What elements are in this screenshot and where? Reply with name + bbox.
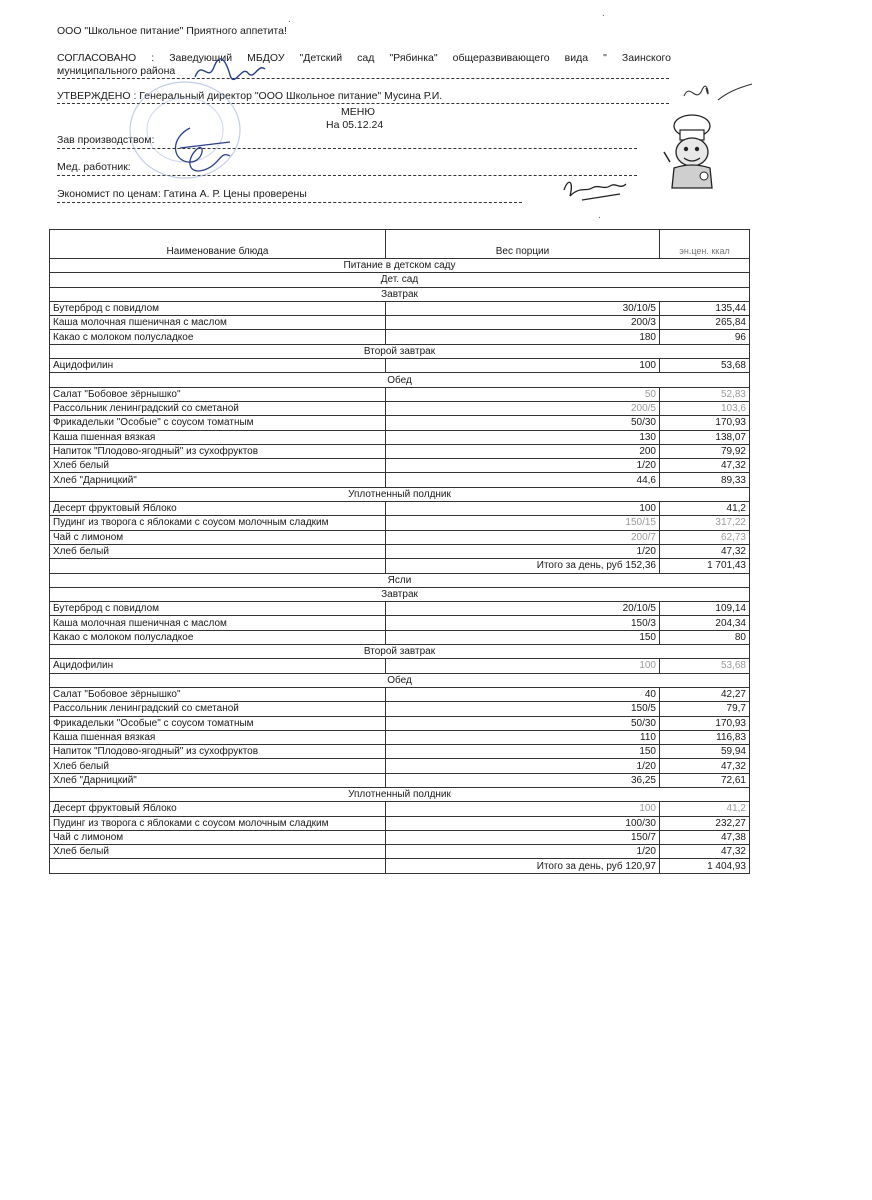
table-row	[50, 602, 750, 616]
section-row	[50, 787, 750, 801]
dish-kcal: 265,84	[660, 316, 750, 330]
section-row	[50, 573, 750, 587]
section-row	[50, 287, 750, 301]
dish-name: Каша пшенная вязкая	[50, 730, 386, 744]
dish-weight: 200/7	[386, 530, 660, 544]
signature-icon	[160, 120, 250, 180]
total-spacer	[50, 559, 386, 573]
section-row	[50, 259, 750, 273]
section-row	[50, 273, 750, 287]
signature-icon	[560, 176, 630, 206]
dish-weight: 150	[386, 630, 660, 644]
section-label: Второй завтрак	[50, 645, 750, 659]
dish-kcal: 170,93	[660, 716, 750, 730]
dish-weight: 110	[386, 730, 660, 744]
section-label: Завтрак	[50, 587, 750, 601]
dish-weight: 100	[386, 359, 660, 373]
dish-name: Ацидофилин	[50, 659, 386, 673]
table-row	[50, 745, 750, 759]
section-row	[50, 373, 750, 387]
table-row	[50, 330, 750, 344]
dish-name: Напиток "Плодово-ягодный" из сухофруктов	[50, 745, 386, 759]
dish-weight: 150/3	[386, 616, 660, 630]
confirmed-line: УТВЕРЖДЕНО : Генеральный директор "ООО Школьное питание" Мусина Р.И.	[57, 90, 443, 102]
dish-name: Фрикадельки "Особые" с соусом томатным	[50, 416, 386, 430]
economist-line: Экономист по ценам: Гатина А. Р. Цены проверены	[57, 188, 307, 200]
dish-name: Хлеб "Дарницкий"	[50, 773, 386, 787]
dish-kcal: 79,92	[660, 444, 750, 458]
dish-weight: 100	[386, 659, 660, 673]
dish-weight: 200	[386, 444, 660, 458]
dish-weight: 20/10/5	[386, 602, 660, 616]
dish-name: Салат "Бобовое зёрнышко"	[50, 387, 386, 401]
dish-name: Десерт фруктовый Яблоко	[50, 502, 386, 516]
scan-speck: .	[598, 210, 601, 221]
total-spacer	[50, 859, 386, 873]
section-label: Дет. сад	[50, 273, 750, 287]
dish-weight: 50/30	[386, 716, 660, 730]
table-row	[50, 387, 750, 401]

◆ **Required task**: Output these lines again exactly as they appear in the records, without the pictures.

◆ **Answer for this exercise**:
What elements are in this screenshot and where? Reply with name + bbox.
table-row	[50, 602, 750, 616]
section-row	[50, 787, 750, 801]
dish-kcal: 265,84	[660, 316, 750, 330]
section-row	[50, 573, 750, 587]
section-row	[50, 287, 750, 301]
dish-name: Каша пшенная вязкая	[50, 730, 386, 744]
dish-weight: 200/7	[386, 530, 660, 544]
signature-icon	[160, 120, 250, 180]
total-spacer	[50, 559, 386, 573]
section-row	[50, 259, 750, 273]
section-row	[50, 273, 750, 287]
signature-icon	[560, 176, 630, 206]
dish-weight: 150	[386, 630, 660, 644]
section-label: Второй завтрак	[50, 645, 750, 659]
dish-kcal: 170,93	[660, 716, 750, 730]
dish-weight: 110	[386, 730, 660, 744]
section-label: Завтрак	[50, 587, 750, 601]
dish-weight: 100	[386, 359, 660, 373]
dish-name: Ацидофилин	[50, 659, 386, 673]
table-row	[50, 745, 750, 759]
section-row	[50, 373, 750, 387]
table-row	[50, 330, 750, 344]
dish-name: Напиток "Плодово-ягодный" из сухофруктов	[50, 745, 386, 759]
dish-weight: 150/3	[386, 616, 660, 630]
confirmed-line: УТВЕРЖДЕНО : Генеральный директор "ООО Школьное питание" Мусина Р.И.	[57, 90, 443, 102]
dish-name: Фрикадельки "Особые" с соусом томатным	[50, 416, 386, 430]
economist-line: Экономист по ценам: Гатина А. Р. Цены проверены	[57, 188, 307, 200]
dish-name: Хлеб "Дарницкий"	[50, 773, 386, 787]
dish-kcal: 79,92	[660, 444, 750, 458]
dish-weight: 100	[386, 659, 660, 673]
dish-weight: 200	[386, 444, 660, 458]
dish-weight: 20/10/5	[386, 602, 660, 616]
dish-name: Салат "Бобовое зёрнышко"	[50, 387, 386, 401]
dish-name: Десерт фруктовый Яблоко	[50, 502, 386, 516]
scan-speck: .	[598, 210, 601, 221]
total-spacer	[50, 859, 386, 873]
section-label: Дет. сад	[50, 273, 750, 287]
dish-weight: 50/30	[386, 716, 660, 730]
table-row	[50, 387, 750, 401]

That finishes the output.